(Stored data)
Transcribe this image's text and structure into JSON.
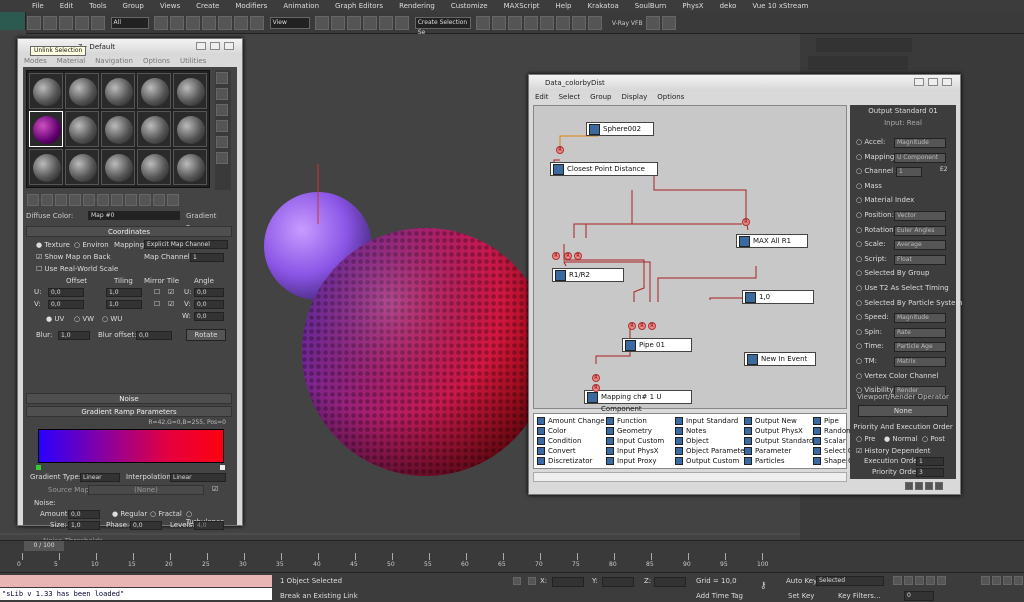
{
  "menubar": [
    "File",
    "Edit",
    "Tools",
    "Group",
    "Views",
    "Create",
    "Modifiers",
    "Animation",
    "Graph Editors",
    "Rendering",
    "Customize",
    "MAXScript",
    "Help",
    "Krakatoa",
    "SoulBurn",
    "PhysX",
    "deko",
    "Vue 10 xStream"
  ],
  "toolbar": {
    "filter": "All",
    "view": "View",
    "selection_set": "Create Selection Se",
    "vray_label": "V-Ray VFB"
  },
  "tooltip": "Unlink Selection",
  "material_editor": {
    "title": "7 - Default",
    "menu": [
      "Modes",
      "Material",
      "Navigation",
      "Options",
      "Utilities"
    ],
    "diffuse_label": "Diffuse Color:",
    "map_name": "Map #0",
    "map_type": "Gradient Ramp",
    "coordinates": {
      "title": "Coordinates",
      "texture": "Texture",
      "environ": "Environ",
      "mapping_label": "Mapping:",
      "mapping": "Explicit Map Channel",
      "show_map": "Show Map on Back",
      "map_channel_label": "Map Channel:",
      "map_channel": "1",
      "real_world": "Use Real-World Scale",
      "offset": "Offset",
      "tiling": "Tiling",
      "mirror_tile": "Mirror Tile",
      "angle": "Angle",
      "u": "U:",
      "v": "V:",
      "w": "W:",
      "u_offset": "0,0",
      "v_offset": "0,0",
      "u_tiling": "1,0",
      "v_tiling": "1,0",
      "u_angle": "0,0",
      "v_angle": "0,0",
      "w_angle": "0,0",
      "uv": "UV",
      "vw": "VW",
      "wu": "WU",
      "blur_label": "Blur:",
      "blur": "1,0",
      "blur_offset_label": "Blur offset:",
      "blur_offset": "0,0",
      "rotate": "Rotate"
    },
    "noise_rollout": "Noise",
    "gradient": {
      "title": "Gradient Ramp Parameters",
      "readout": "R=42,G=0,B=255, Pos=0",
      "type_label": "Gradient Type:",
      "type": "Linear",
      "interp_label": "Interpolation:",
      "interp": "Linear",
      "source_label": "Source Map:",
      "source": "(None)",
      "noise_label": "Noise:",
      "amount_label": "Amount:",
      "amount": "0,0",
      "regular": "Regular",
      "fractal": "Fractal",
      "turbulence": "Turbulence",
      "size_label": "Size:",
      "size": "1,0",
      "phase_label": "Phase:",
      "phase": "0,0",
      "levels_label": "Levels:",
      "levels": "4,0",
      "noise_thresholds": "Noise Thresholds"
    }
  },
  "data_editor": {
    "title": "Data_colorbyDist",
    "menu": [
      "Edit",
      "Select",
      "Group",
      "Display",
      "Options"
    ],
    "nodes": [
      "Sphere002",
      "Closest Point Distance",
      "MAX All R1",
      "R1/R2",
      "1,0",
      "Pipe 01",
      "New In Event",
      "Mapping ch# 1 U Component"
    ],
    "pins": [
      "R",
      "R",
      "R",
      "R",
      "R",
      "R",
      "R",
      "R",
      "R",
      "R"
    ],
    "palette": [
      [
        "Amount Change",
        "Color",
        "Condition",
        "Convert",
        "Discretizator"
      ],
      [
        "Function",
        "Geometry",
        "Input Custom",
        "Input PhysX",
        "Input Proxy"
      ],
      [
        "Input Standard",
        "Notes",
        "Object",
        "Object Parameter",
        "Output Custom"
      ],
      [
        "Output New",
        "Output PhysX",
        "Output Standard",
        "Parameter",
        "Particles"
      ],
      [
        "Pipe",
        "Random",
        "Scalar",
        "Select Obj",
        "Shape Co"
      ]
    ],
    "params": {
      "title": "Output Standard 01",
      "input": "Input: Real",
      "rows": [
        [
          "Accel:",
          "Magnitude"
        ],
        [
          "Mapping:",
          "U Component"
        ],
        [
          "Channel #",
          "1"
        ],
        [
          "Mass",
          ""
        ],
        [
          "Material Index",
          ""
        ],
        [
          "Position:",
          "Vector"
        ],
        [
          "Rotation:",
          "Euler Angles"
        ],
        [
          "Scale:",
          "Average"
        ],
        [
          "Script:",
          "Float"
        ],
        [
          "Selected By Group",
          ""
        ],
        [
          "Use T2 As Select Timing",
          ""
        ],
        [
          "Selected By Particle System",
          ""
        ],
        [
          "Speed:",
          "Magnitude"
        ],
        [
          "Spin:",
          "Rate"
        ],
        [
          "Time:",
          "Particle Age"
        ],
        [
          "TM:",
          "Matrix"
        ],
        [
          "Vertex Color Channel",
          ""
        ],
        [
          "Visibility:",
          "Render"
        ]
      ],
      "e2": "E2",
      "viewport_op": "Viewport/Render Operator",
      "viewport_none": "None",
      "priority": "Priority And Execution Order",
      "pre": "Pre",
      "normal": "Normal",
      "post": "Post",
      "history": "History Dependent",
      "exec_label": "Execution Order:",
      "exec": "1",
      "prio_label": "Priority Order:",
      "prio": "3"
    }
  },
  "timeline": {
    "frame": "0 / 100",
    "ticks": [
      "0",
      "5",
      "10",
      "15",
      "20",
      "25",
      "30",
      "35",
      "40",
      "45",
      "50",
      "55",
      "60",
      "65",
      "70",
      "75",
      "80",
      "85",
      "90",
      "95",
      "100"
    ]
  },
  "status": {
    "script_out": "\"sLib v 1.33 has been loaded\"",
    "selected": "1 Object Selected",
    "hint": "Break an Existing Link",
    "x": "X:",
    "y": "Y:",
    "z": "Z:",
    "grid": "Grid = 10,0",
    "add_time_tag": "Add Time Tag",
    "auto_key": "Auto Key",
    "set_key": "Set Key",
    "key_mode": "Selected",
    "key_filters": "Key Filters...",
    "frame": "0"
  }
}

→ **Required task**:
State how many lines of the listing include "Output", and nothing more.

→ **Full answer**:
5